◆ **Cosa fare**
1 - Nel testo su Giorgio Forattini, dove avviene l'incontro con il disegnatore?
2 - Prosegui il testo su Giorgio Forattini a partire dall'ultima frase riportata.

◆ **Testo di lettura**

Giorgio Forattini (Sette – marzo 2011)
1 commentoPer decenni ha esercitato la sua matita sui vizi della nostra politica. Ricordate? Fanfani “stappato” dopo la sconfitta Dc al referendum sul divorzio nel 1974. Craxi perennemente mussolinato. Andreotti con gobbe assortite. La sconfitta elettorale dei repubblicani riassunta nell’immagine di Spadolini che molla un minipeto: “Pr”. E l’orgia di leader nudi per immortalare il groviglio di interessi di Tangentopoli. Su Paese Sera, su Panorama, su La Repubblica, su l’Espresso, su La Stampa.
Giorgio Forattini compie ottant’anni. È il disegnatore satirico più premiato d’Italia. Lo incontro nella sua casa milanese dalle parti di Porta Venezia. Chioma d’argento e look vellutato.

◆ **Materiale fornito**
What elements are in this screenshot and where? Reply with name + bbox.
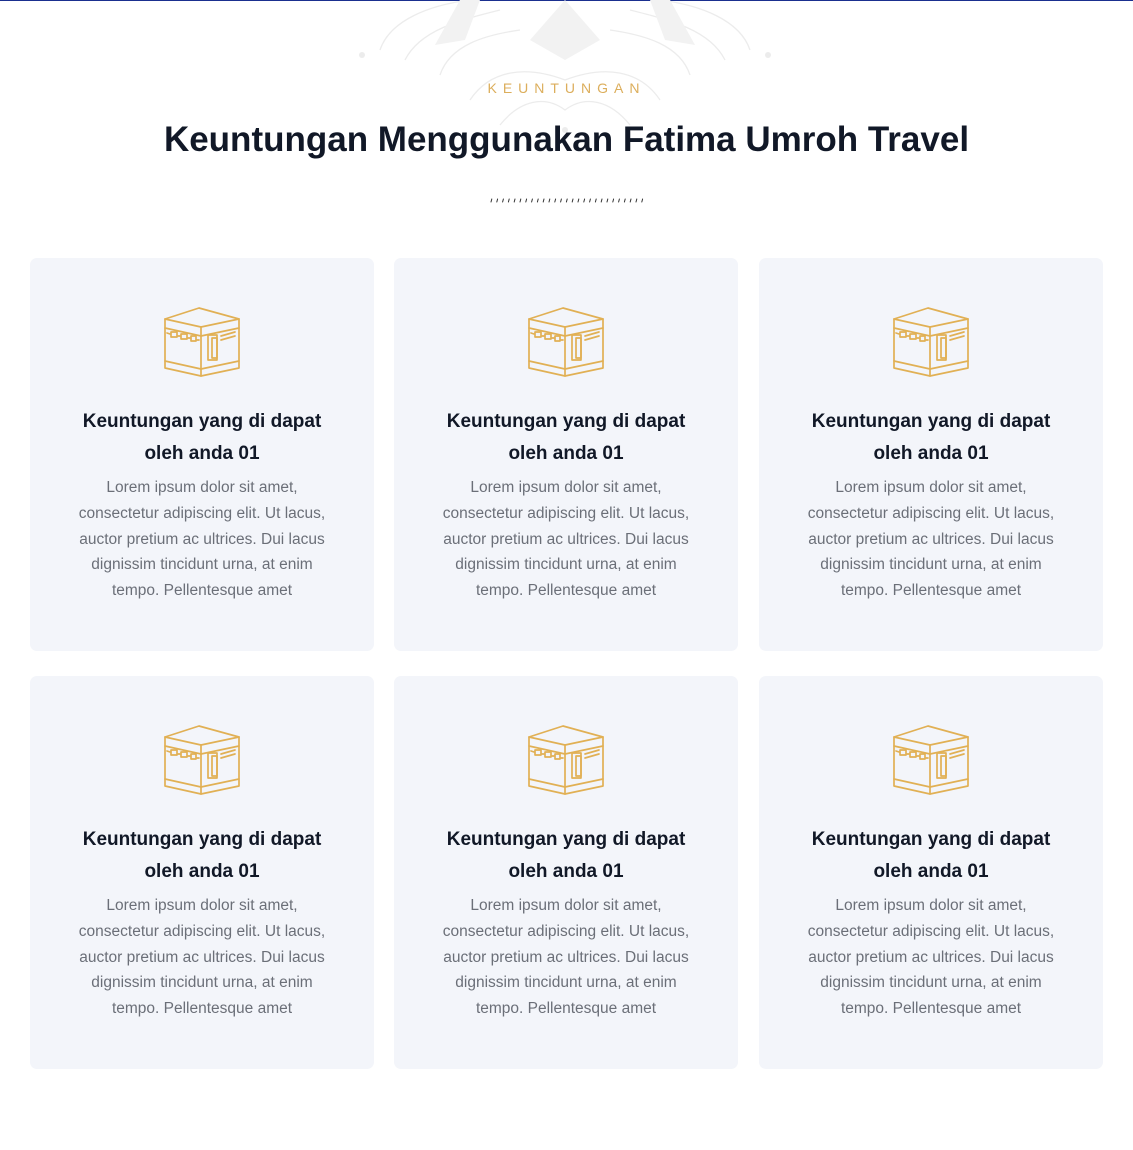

◆ **Risultati dell'esercizio**
1 - Nella sua casa milanese, dalle parti di Porta Venezia.

2 -
In questo momento Forattini non collabora con quotidiani e settimanali, ma continua a disegnare ogni giorno. «Pubblico il mio lavoro su Internet». Quando gli chiedo perché lo faccia, mi guarda un po’ stupito: «Per i lettori. E per il prossimo libro Mondadori». Mi mostra le ultime tavole: sono feroci coi giudici e durissime con i politici ex Pci. Commento: «È normale che lei sia poco amato dai lettori di sinistra e bollato come berlusconiano». Replica: «C’è chi mi considera il più a destra di tutti». Lo provoco: «Forse perché lei è in perfetta linea col premier?». Mi spiazza: «Ma se lo bacchetto continuamente! E poi su questi argomenti l’ho preceduto». Prima di sentire come e perché, lo invito a fare un bilancio dei suoi ottanta anni. Forattini srotola qualche cifra («Ho pubblicato più di diecimila vignette e oltre cinquanta libri»), mi racconta che festeggerà il compleanno sulle rive della Senna con i suoi amici italo-parigini (“Renzo Piano, Piero Ostellino…”) e che vorrebbe fondare una nuova rivista satirica. Ha anche un desiderio mai realizzato.
Quale?
«Portare in tv una serie di vignette animate».
È vero che ora è in contatto con il Tg1?
«Ne ho parlato con Minzolini. Ma è ancora tutto in sospeso».
Ogni trasmissione ormai ha un disegnatore che sforna vignette. Lei preferirebbe farlo da Vespa o da Santoro?
«A Porta a porta. Anni fa ci collaborai. Vespa ha ancora i miei disegni originali».
Bilanci. Qual è la vignetta con cui pensa di aver descritto meglio un momento storico?
«Un Marx impiccato a un’enorme falce e martello diroccata e fatta di mattoni. Era appena caduto il Muro di Berlino».
La vignetta che non rifarebbe?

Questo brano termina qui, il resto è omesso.